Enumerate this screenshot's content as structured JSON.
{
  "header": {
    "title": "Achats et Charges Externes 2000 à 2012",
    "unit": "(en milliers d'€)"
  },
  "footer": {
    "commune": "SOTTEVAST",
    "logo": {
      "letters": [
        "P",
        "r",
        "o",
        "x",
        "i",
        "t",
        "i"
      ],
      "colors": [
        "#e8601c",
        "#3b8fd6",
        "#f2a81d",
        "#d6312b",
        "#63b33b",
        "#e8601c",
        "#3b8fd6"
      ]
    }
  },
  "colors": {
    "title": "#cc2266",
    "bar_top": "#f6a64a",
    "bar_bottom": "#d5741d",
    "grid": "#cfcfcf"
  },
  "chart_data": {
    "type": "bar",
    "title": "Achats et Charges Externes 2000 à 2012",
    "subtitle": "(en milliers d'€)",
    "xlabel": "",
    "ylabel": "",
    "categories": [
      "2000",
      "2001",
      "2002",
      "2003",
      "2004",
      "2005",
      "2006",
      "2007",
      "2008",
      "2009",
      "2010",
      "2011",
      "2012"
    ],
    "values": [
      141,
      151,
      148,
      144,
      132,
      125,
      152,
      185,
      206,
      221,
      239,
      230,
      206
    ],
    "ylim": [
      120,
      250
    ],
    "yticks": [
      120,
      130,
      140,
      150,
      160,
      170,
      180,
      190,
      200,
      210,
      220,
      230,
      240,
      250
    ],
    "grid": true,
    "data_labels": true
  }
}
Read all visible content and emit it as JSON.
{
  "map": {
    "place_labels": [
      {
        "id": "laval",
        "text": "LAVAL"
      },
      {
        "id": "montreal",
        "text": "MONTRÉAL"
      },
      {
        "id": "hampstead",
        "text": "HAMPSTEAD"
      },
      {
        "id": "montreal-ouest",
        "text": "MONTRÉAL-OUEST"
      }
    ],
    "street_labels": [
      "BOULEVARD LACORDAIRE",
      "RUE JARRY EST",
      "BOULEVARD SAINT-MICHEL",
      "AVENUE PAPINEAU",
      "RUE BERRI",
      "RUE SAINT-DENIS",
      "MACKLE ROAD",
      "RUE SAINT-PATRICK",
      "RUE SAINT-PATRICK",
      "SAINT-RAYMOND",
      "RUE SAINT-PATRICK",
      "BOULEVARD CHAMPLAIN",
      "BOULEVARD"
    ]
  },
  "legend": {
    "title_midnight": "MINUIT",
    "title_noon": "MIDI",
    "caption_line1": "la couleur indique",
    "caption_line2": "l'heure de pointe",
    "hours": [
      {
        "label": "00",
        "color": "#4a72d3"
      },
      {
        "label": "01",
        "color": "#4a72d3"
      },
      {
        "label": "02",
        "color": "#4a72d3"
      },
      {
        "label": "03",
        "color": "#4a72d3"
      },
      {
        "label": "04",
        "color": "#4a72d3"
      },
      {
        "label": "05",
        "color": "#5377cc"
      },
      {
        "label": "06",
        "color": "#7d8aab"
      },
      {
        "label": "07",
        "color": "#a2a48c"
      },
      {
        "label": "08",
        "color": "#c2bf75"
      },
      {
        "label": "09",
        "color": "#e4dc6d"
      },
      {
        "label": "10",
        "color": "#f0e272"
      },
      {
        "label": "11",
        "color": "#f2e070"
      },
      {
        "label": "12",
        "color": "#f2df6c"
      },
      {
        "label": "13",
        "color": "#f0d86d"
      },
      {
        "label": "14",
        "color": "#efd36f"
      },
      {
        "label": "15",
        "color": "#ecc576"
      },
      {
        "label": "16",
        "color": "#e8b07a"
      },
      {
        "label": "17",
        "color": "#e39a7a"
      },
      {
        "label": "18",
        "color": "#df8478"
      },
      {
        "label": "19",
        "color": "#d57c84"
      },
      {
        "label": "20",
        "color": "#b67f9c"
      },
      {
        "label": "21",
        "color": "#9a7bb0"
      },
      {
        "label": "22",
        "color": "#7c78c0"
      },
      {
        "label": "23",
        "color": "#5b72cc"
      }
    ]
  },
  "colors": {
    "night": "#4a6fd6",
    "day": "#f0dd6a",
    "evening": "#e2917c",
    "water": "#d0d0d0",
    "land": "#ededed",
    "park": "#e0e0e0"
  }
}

→ Stated task
From the listing above, extract all records word for word.

→ Written response
Enumerate this screenshot's content as structured JSON.
{
  "header": {
    "title": "Achats et Charges Externes 2000 à 2012",
    "unit": "(en milliers d'€)"
  },
  "footer": {
    "commune": "SOTTEVAST",
    "logo": {
      "letters": [
        "P",
        "r",
        "o",
        "x",
        "i",
        "t",
        "i"
      ],
      "colors": [
        "#e8601c",
        "#3b8fd6",
        "#f2a81d",
        "#d6312b",
        "#63b33b",
        "#e8601c",
        "#3b8fd6"
      ]
    }
  },
  "colors": {
    "title": "#cc2266",
    "bar_top": "#f6a64a",
    "bar_bottom": "#d5741d",
    "grid": "#cfcfcf"
  },
  "chart_data": {
    "type": "bar",
    "title": "Achats et Charges Externes 2000 à 2012",
    "subtitle": "(en milliers d'€)",
    "xlabel": "",
    "ylabel": "",
    "categories": [
      "2000",
      "2001",
      "2002",
      "2003",
      "2004",
      "2005",
      "2006",
      "2007",
      "2008",
      "2009",
      "2010",
      "2011",
      "2012"
    ],
    "values": [
      141,
      151,
      148,
      144,
      132,
      125,
      152,
      185,
      206,
      221,
      239,
      230,
      206
    ],
    "ylim": [
      120,
      250
    ],
    "yticks": [
      120,
      130,
      140,
      150,
      160,
      170,
      180,
      190,
      200,
      210,
      220,
      230,
      240,
      250
    ],
    "grid": true,
    "data_labels": true
  }
}
Read all visible content and emit it as JSON.
{
  "map": {
    "place_labels": [
      {
        "id": "laval",
        "text": "LAVAL"
      },
      {
        "id": "montreal",
        "text": "MONTRÉAL"
      },
      {
        "id": "hampstead",
        "text": "HAMPSTEAD"
      },
      {
        "id": "montreal-ouest",
        "text": "MONTRÉAL-OUEST"
      }
    ],
    "street_labels": [
      "BOULEVARD LACORDAIRE",
      "RUE JARRY EST",
      "BOULEVARD SAINT-MICHEL",
      "AVENUE PAPINEAU",
      "RUE BERRI",
      "RUE SAINT-DENIS",
      "MACKLE ROAD",
      "RUE SAINT-PATRICK",
      "RUE SAINT-PATRICK",
      "SAINT-RAYMOND",
      "RUE SAINT-PATRICK",
      "BOULEVARD CHAMPLAIN",
      "BOULEVARD"
    ]
  },
  "legend": {
    "title_midnight": "MINUIT",
    "title_noon": "MIDI",
    "caption_line1": "la couleur indique",
    "caption_line2": "l'heure de pointe",
    "hours": [
      {
        "label": "00",
        "color": "#4a72d3"
      },
      {
        "label": "01",
        "color": "#4a72d3"
      },
      {
        "label": "02",
        "color": "#4a72d3"
      },
      {
        "label": "03",
        "color": "#4a72d3"
      },
      {
        "label": "04",
        "color": "#4a72d3"
      },
      {
        "label": "05",
        "color": "#5377cc"
      },
      {
        "label": "06",
        "color": "#7d8aab"
      },
      {
        "label": "07",
        "color": "#a2a48c"
      },
      {
        "label": "08",
        "color": "#c2bf75"
      },
      {
        "label": "09",
        "color": "#e4dc6d"
      },
      {
        "label": "10",
        "color": "#f0e272"
      },
      {
        "label": "11",
        "color": "#f2e070"
      },
      {
        "label": "12",
        "color": "#f2df6c"
      },
      {
        "label": "13",
        "color": "#f0d86d"
      },
      {
        "label": "14",
        "color": "#efd36f"
      },
      {
        "label": "15",
        "color": "#ecc576"
      },
      {
        "label": "16",
        "color": "#e8b07a"
      },
      {
        "label": "17",
        "color": "#e39a7a"
      },
      {
        "label": "18",
        "color": "#df8478"
      },
      {
        "label": "19",
        "color": "#d57c84"
      },
      {
        "label": "20",
        "color": "#b67f9c"
      },
      {
        "label": "21",
        "color": "#9a7bb0"
      },
      {
        "label": "22",
        "color": "#7c78c0"
      },
      {
        "label": "23",
        "color": "#5b72cc"
      }
    ]
  },
  "colors": {
    "night": "#4a6fd6",
    "day": "#f0dd6a",
    "evening": "#e2917c",
    "water": "#d0d0d0",
    "land": "#ededed",
    "park": "#e0e0e0"
  }
}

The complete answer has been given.